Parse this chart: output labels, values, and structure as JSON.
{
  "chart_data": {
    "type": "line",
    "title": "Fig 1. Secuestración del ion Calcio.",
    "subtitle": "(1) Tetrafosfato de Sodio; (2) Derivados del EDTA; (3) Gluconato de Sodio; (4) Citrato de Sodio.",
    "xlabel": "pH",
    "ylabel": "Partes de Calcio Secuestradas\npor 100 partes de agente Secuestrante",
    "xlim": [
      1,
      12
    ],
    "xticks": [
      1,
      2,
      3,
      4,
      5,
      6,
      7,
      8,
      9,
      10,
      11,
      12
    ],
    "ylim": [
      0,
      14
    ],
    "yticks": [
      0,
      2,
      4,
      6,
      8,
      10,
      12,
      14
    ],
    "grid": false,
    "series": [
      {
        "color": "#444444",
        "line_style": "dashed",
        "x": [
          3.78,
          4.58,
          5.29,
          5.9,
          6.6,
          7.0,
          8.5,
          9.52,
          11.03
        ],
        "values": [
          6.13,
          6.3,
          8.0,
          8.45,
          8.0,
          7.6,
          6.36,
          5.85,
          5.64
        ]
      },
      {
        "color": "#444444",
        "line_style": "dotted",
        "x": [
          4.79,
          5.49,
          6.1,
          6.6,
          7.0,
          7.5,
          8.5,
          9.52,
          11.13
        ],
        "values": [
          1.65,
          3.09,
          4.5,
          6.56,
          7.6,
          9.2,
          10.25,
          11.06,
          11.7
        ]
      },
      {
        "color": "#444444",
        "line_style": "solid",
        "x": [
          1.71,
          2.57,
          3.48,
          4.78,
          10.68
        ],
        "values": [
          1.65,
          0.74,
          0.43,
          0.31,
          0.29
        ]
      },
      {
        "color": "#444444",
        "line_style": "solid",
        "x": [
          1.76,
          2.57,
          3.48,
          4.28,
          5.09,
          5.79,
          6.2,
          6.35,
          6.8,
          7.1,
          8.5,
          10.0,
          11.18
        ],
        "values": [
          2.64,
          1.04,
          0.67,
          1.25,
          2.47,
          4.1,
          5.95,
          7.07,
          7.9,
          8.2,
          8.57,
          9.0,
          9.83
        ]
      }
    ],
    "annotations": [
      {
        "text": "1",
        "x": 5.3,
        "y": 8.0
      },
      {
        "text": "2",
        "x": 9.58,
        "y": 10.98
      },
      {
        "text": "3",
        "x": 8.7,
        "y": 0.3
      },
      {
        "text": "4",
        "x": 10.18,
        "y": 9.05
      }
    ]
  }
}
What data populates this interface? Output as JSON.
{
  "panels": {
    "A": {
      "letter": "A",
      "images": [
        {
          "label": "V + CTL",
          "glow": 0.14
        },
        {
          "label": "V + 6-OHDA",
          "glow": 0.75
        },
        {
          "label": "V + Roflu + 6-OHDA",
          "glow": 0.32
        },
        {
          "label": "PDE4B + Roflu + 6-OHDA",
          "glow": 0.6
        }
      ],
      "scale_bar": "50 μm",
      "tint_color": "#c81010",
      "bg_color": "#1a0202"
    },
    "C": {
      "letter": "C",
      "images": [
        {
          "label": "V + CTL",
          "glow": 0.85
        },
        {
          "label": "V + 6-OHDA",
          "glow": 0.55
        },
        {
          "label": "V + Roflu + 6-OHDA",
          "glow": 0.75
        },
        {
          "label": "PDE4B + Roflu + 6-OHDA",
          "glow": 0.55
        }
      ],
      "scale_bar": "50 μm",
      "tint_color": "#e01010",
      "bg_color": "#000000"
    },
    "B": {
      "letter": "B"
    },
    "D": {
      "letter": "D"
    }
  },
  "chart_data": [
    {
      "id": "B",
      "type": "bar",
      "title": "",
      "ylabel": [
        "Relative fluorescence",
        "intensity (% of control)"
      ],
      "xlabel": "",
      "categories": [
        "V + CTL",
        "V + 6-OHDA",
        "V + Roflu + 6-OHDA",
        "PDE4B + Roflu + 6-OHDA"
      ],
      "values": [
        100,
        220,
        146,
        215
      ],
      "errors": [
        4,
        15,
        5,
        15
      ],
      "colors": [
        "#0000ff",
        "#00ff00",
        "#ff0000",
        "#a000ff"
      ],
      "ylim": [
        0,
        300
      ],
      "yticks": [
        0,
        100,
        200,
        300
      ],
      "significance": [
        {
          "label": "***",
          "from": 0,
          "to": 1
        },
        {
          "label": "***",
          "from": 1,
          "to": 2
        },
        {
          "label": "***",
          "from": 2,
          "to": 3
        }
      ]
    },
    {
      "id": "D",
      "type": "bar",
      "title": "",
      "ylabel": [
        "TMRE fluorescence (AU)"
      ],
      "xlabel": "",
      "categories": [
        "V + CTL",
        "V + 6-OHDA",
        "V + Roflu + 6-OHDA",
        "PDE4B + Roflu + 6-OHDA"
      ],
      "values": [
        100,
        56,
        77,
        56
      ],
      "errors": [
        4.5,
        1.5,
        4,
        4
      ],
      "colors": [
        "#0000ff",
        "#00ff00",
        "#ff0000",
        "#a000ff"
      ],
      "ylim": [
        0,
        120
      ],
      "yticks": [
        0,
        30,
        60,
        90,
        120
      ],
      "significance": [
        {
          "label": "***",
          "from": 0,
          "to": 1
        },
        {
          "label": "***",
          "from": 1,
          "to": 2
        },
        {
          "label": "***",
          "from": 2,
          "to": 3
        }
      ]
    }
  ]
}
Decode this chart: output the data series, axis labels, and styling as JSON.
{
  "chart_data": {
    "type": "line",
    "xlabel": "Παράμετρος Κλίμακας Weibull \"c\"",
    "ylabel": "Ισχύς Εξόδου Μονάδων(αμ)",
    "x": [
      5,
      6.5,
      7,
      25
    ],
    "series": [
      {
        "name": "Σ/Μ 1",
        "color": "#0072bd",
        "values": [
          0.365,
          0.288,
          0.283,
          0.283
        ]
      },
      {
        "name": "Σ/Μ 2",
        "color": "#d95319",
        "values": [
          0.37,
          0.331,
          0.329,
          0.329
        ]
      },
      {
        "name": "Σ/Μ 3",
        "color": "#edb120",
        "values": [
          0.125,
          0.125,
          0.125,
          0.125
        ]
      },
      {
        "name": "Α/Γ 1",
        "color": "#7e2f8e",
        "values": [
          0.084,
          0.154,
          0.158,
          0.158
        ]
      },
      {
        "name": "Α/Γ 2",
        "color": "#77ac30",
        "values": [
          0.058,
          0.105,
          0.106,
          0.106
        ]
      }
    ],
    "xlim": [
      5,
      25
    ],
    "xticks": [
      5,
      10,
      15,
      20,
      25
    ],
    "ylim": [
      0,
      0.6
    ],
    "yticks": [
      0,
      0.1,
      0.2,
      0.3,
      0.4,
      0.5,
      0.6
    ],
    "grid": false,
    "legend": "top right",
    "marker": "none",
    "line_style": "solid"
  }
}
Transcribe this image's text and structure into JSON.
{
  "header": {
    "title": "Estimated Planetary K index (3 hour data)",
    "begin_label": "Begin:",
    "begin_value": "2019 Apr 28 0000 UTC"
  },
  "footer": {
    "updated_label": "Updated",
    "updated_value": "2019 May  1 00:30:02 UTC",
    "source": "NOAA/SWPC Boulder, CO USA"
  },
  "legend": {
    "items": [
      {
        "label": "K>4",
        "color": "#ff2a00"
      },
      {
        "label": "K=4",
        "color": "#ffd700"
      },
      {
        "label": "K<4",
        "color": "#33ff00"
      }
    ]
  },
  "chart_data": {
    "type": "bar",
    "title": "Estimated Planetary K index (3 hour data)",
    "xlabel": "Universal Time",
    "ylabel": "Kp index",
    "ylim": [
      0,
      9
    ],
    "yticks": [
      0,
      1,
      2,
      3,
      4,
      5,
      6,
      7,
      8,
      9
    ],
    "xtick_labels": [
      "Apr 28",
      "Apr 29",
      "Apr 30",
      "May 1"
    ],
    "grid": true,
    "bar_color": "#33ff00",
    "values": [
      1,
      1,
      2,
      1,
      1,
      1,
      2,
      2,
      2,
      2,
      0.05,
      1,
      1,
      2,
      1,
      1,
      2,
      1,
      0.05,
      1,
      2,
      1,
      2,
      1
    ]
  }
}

• • • • •

Exercise description:
Pull out all lines in the data above that include "fluorescence".

Result of the exercise:
        "Relative fluorescence",
        "TMRE fluorescence (AU)"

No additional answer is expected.